◆ **Dataset excerpts**
┌──

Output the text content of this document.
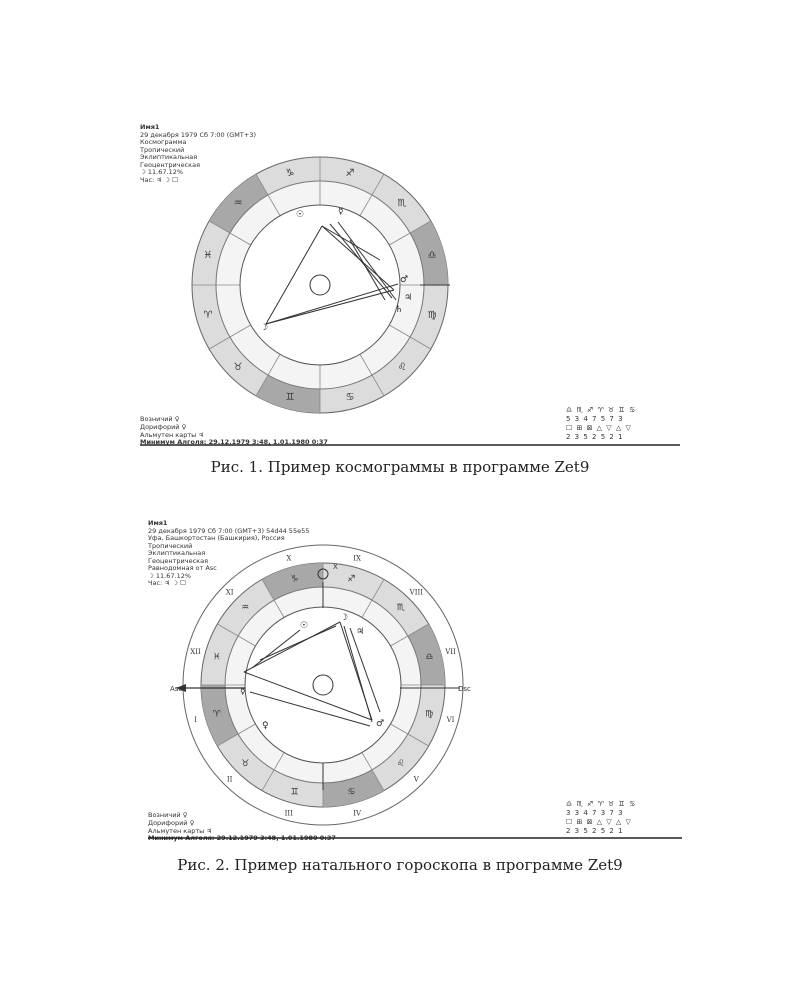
Имя1
29 декабря 1979 Сб 7:00 (GMT+3)
Космограмма
Тропический
Эклиптикальная
Геоцентрическая
☽ 11.67.12%
Час: ♃ ☽ ☐
♈
♉
♊	♋
♌
♍
♎
♏
♐
♑
♒
♓
☉	☿
☽
♂
♃
♄
Возничий ♀
Дорифорий ♀
Альмутен карты ♃
Минимум Алголя: 29.12.1979 3:48, 1.01.1980 0:37
♎ ♏ ♐ ♈ ♉ ♊ ♋
5 3 4 7 5 7 3
☐ ⊞ ⊠ △ ▽ △ ▽
2 3 5 2 5 2 1
Рис. 1. Пример космограммы в программе Zet9
Имя1
29 декабря 1979 Сб 7:00 (GMT+3) 54d44 55e55
Уфа, Башкортостан (Башкирия), Россия
Тропический
Эклиптикальная
Геоцентрическая
Равнодомная от Asc
☽ 11.67.12%
Час: ♃ ☽ ☐
X
Asc	Dsc
♈
♉
♊	♋
♌
♍
♎
♏
♐
♑
♒
♓
I
II
III	IV
V
VI
VII
VIII
IX
X
XI
XII
☉
☽
☿
♀	♂
♃
Возничий ♀
Дорифорий ♀
Альмутен карты ♃
Минимум Алголя: 29.12.1979 3:48, 1.01.1980 0:37
♎ ♏ ♐ ♈ ♉ ♊ ♋
3 3 4 7 3 7 3
☐ ⊞ ⊠ △ ▽ △ ▽
2 3 5 2 5 2 1
Рис. 2. Пример натального гороскопа в программе Zet9
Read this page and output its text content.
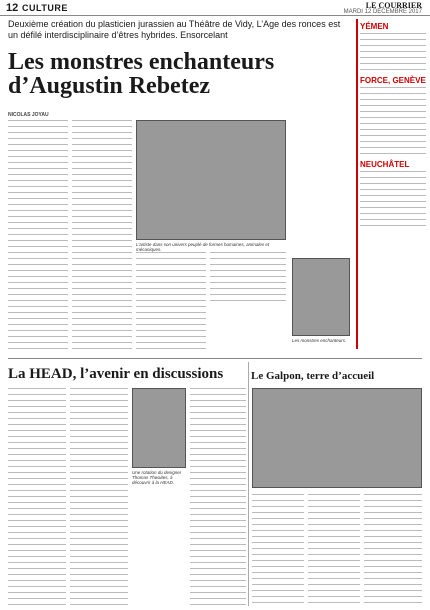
12 CULTURE	LE COURRIER
MARDI 12 DÉCEMBRE 2017
Deuxième création du plasticien jurassien au Théâtre de Vidy, L’Age des ronces est un défilé interdisciplinaire d’êtres hybrides. Ensorcelant
Les monstres enchanteurs d’Augustin Rebetez
NICOLAS JOYAU
L’artiste dans son univers peuplé de formes humaines, animales et mécaniques.
Les monstres enchanteurs.
YÉMEN
FORCE, GENÈVE
NEUCHÂTEL
La HEAD, l’avenir en discussions
Une rotation du designer Thomas Thwaites, à découvrir à la HEAD.
Le Galpon, terre d’accueil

└──

◆ **Goal of the exercise**
Retype every entry verbatim and exclude the pictures from the copy.

◆ **Full solution**
Output the text content of this document.
Имя1
29 декабря 1979 Сб 7:00 (GMT+3)
Космограмма
Тропический
Эклиптикальная
Геоцентрическая
☽ 11.67.12%
Час: ♃ ☽ ☐
♈
♉
♊	♋
♌
♍
♎
♏
♐
♑
♒
♓
☉	☿
☽
♂
♃
♄
Возничий ♀
Дорифорий ♀
Альмутен карты ♃
Минимум Алголя: 29.12.1979 3:48, 1.01.1980 0:37
♎ ♏ ♐ ♈ ♉ ♊ ♋
5 3 4 7 5 7 3
☐ ⊞ ⊠ △ ▽ △ ▽
2 3 5 2 5 2 1
Рис. 1. Пример космограммы в программе Zet9
Имя1
29 декабря 1979 Сб 7:00 (GMT+3) 54d44 55e55
Уфа, Башкортостан (Башкирия), Россия
Тропический
Эклиптикальная
Геоцентрическая
Равнодомная от Asc
☽ 11.67.12%
Час: ♃ ☽ ☐
X
Asc	Dsc
♈
♉
♊	♋
♌
♍
♎
♏
♐
♑
♒
♓
I
II
III	IV
V
VI
VII
VIII
IX
X
XI
XII
☉
☽
☿
♀	♂
♃
Возничий ♀
Дорифорий ♀
Альмутен карты ♃
Минимум Алголя: 29.12.1979 3:48, 1.01.1980 0:37
♎ ♏ ♐ ♈ ♉ ♊ ♋
3 3 4 7 3 7 3
☐ ⊞ ⊠ △ ▽ △ ▽
2 3 5 2 5 2 1
Рис. 2. Пример натального гороскопа в программе Zet9
Read this page and output its text content.
12 CULTURE	LE COURRIER
MARDI 12 DÉCEMBRE 2017
Deuxième création du plasticien jurassien au Théâtre de Vidy, L’Age des ronces est un défilé interdisciplinaire d’êtres hybrides. Ensorcelant
Les monstres enchanteurs d’Augustin Rebetez
NICOLAS JOYAU
L’artiste dans son univers peuplé de formes humaines, animales et mécaniques.
Les monstres enchanteurs.
YÉMEN
FORCE, GENÈVE
NEUCHÂTEL
La HEAD, l’avenir en discussions
Une rotation du designer Thomas Thwaites, à découvrir à la HEAD.
Le Galpon, terre d’accueil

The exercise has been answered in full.